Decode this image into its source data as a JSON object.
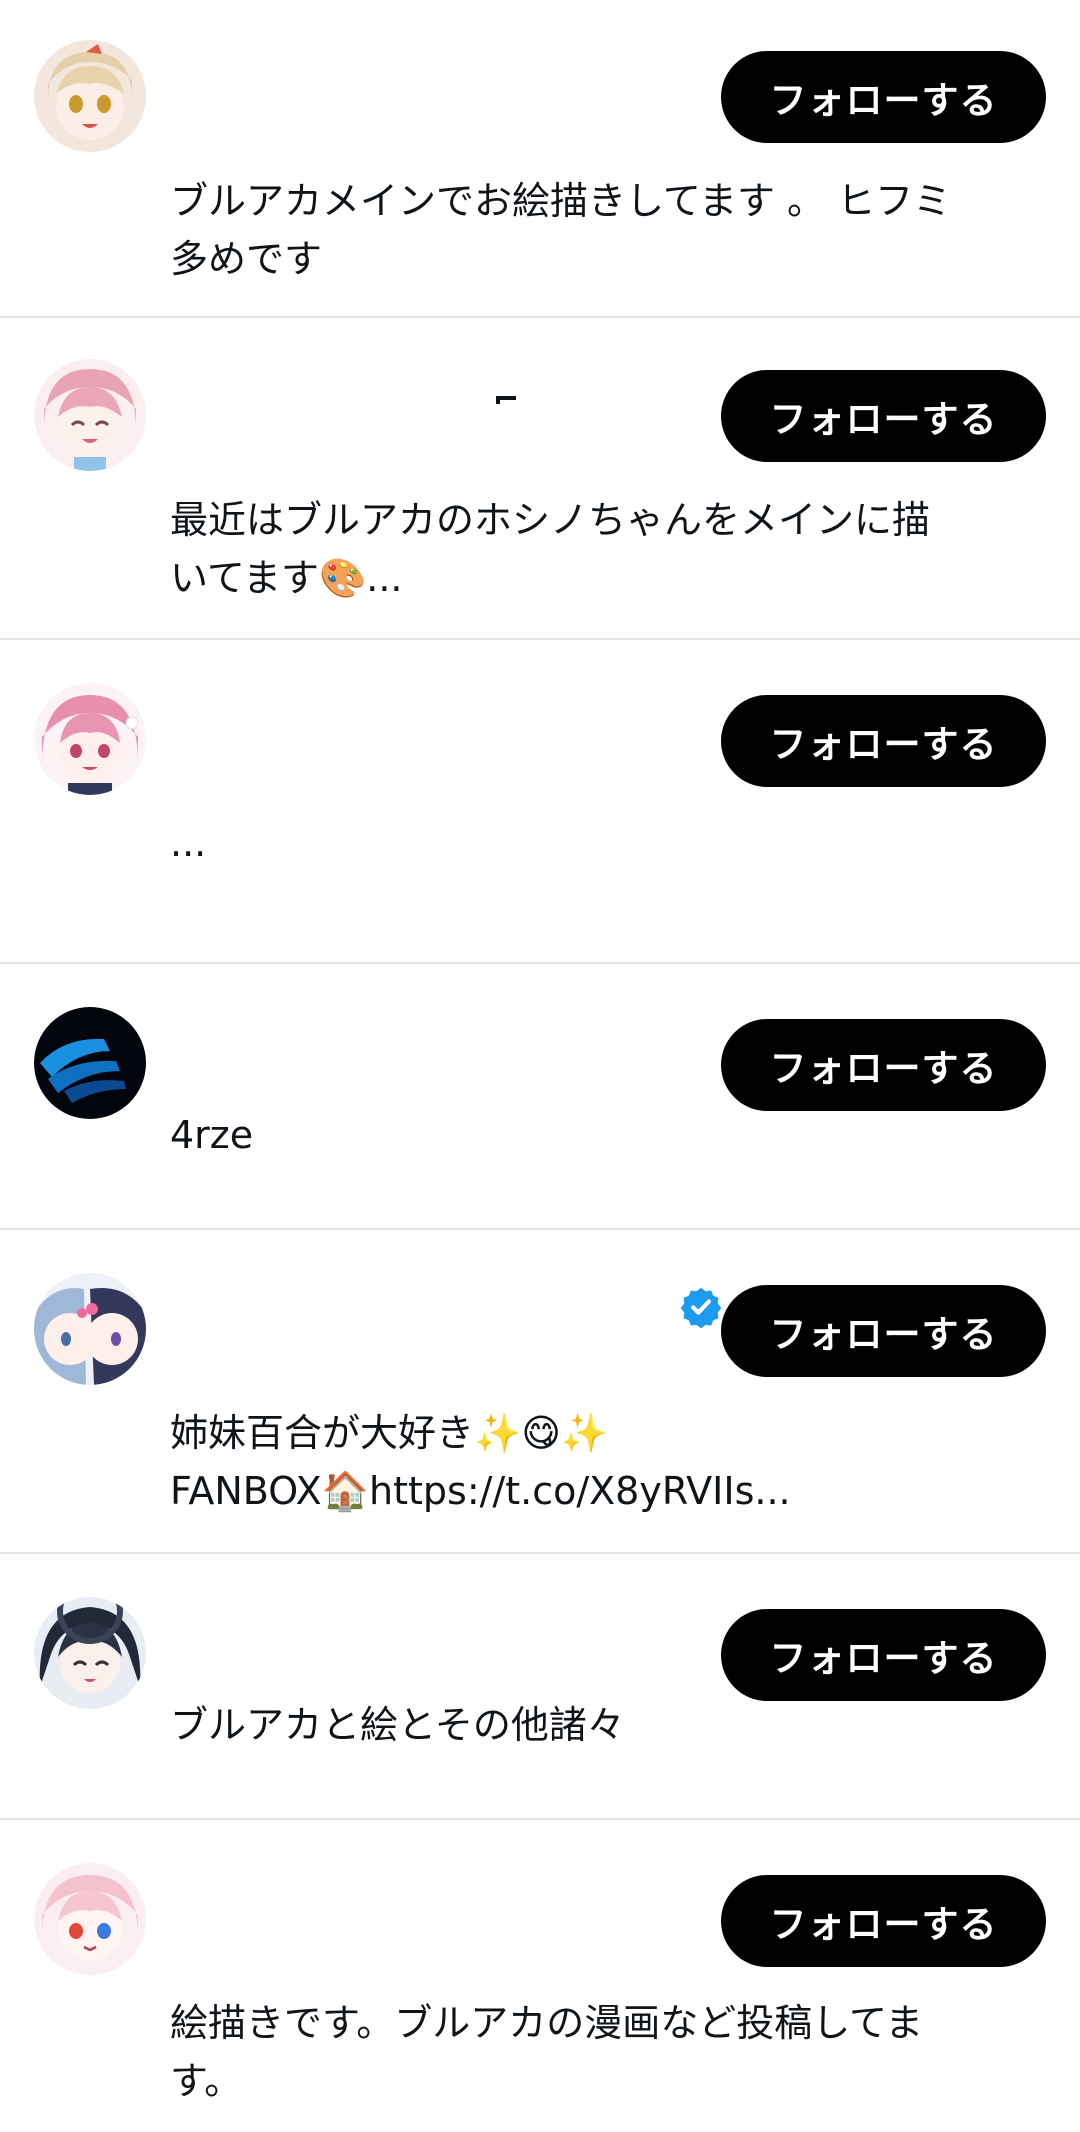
{
  "follow_label": "フォローする",
  "users": [
    {
      "bio": "ブルアカメインでお絵描きしてます 。 ヒフミ\n多めです",
      "avatar": "anime-girl-blonde-avatar"
    },
    {
      "bio": "最近はブルアカのホシノちゃんをメインに描\nいてます🎨...",
      "avatar": "anime-girl-pink-avatar"
    },
    {
      "bio": "...",
      "avatar": "anime-girl-pink-maid-avatar"
    },
    {
      "bio": "4rze",
      "avatar": "blue-streak-avatar"
    },
    {
      "bio": "姉妹百合が大好き✨😋✨\nFANBOX🏠https://t.co/X8yRVIIs...",
      "avatar": "two-anime-girls-avatar",
      "verified": true
    },
    {
      "bio": "ブルアカと絵とその他諸々",
      "avatar": "anime-girl-dark-hair-avatar"
    },
    {
      "bio": "絵描きです。ブルアカの漫画など投稿してま\nす。",
      "avatar": "anime-girl-heterochromia-avatar"
    }
  ],
  "colors": {
    "button_bg": "#000000",
    "button_text": "#ffffff",
    "divider": "#e6e6e6",
    "verified": "#1d9bf0"
  }
}
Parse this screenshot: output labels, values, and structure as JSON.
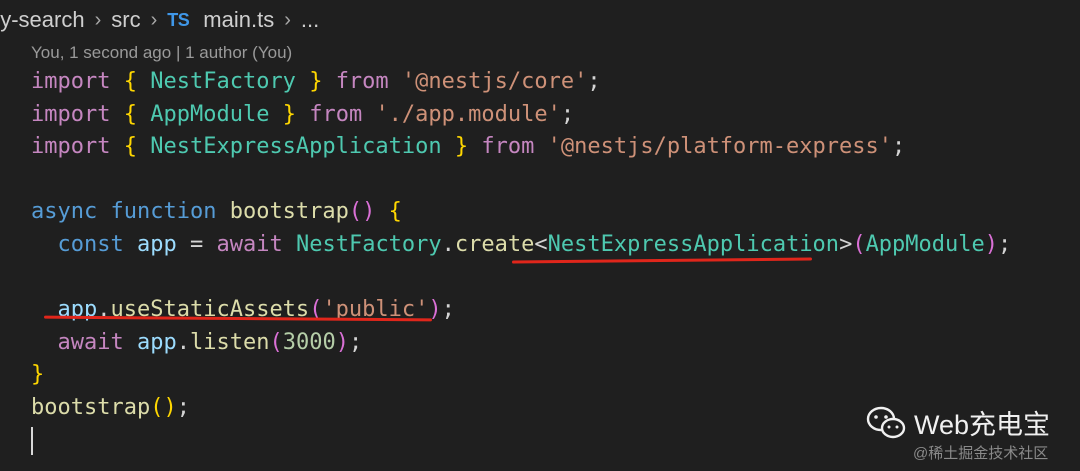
--*--
▸ **Direction**
Pull out every line containing "avatar".

▸ **Task response**
      "avatar": "anime-girl-blonde-avatar"
      "avatar": "anime-girl-pink-avatar"
      "avatar": "anime-girl-pink-maid-avatar"
      "avatar": "blue-streak-avatar"
      "avatar": "two-anime-girls-avatar",
      "avatar": "anime-girl-dark-hair-avatar"
      "avatar": "anime-girl-heterochromia-avatar"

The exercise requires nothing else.